- WHAT YOU HAVE TO DO -
Across the entries below, how many lines contain the string "JSON"? Give only the count.

- INFORMATION SUPPLIED -
|---|

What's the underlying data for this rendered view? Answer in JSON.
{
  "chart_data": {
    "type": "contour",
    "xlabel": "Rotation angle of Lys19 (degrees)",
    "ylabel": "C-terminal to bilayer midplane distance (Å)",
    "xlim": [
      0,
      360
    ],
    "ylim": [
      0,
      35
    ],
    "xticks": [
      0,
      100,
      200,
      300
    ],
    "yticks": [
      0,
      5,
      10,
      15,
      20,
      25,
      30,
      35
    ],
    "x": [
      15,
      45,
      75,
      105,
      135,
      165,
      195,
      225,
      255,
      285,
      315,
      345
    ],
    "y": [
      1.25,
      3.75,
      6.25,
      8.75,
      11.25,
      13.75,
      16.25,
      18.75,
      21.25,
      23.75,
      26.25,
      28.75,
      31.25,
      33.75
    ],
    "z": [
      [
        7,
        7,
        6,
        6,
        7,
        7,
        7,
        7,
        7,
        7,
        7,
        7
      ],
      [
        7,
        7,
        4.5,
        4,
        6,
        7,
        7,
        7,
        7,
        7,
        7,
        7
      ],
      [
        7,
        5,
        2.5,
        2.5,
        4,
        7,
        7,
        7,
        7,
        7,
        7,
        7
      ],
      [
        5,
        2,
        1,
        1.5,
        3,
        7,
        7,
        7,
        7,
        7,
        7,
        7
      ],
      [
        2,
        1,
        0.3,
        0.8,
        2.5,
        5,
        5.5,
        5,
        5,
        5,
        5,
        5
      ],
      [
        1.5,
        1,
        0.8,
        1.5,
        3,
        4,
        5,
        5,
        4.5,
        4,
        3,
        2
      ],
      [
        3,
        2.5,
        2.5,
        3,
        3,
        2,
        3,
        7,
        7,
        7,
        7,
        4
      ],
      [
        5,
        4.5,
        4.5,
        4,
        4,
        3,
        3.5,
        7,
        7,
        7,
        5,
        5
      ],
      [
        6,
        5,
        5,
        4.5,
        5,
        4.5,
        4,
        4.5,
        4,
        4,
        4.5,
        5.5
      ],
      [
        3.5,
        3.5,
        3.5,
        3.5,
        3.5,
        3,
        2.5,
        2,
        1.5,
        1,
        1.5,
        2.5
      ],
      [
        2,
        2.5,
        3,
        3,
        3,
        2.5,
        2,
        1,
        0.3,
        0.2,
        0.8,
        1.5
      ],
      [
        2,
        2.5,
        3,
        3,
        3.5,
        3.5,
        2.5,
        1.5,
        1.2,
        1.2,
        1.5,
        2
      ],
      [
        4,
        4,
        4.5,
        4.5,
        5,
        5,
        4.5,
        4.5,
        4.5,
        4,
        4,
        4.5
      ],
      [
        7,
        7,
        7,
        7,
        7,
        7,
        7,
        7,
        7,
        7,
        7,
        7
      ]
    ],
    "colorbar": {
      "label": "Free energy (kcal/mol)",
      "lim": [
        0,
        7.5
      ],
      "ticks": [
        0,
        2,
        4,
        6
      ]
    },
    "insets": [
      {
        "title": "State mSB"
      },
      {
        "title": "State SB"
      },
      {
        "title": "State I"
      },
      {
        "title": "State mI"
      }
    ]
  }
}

|---|

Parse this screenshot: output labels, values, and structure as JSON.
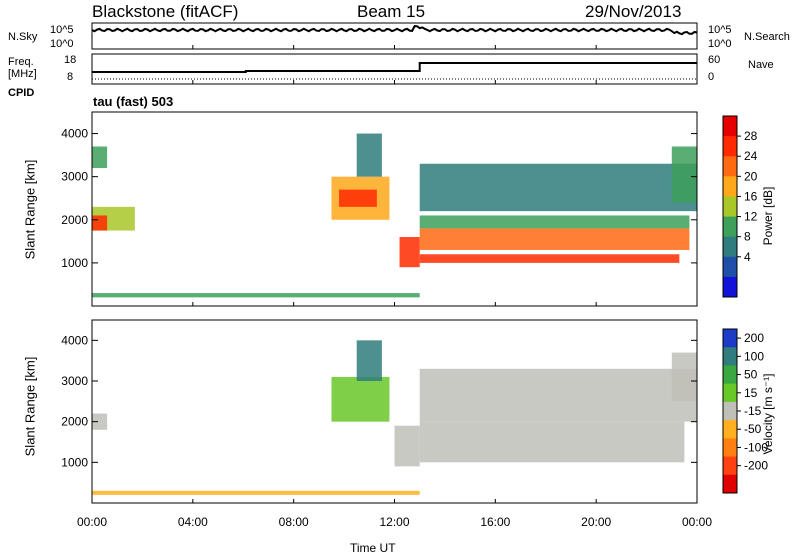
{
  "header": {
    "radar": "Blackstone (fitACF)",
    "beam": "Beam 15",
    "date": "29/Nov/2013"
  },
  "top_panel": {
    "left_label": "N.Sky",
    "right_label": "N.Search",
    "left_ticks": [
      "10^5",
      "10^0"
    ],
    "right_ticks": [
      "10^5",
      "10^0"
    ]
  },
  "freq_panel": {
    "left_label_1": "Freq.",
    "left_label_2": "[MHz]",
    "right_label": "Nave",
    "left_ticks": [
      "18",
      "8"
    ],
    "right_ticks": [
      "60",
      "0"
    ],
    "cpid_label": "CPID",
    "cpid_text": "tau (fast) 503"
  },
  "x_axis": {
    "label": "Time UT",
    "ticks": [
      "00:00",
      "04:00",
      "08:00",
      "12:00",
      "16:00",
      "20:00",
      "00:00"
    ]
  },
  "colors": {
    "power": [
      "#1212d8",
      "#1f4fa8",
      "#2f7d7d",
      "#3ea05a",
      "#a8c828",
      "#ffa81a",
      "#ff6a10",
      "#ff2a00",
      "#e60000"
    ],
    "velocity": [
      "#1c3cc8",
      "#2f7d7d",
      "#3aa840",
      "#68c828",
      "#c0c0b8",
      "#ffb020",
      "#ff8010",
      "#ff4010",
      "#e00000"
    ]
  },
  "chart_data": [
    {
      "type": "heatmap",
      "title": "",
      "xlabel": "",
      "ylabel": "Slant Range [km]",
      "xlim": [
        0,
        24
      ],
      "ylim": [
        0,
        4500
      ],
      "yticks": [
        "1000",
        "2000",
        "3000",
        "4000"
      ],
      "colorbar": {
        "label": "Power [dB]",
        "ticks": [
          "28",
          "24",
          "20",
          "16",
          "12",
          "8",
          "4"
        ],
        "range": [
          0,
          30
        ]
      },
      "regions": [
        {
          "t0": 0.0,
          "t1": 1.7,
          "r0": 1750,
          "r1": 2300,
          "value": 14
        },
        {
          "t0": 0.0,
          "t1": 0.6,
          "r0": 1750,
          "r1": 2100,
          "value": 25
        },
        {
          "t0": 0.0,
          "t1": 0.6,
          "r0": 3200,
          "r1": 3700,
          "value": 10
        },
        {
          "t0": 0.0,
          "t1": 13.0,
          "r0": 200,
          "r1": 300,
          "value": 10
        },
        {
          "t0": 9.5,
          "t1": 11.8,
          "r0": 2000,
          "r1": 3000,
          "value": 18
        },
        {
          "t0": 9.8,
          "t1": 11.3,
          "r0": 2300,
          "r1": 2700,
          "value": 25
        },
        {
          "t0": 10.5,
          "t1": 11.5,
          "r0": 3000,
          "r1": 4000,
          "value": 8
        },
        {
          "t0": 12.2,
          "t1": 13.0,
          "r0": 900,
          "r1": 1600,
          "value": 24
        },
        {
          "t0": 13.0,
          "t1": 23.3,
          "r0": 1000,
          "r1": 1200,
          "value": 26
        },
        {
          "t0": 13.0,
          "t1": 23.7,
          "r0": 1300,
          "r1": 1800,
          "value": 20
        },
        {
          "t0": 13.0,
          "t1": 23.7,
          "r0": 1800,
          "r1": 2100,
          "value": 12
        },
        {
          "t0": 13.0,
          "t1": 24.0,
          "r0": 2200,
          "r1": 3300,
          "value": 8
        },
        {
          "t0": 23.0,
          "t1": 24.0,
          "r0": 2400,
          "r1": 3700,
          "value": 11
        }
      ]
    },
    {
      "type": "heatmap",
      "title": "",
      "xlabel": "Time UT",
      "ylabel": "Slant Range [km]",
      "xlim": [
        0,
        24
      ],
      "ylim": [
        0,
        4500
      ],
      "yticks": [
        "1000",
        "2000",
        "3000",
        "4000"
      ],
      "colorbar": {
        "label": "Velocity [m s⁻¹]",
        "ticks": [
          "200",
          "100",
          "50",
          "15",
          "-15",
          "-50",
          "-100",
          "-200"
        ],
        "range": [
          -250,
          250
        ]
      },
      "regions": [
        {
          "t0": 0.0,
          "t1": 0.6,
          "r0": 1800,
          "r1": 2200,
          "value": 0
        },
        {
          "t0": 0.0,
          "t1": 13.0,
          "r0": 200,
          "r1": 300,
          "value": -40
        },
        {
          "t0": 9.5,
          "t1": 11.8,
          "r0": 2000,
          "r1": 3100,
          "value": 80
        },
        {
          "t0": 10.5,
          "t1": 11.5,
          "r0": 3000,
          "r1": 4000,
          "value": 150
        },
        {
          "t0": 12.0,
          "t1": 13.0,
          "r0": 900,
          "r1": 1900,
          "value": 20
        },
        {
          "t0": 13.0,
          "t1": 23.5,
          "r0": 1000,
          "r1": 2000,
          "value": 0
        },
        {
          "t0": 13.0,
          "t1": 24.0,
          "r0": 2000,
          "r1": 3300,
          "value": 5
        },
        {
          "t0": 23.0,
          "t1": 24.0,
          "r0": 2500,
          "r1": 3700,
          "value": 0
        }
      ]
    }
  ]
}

|---|

- COMPLETE ANSWER -
2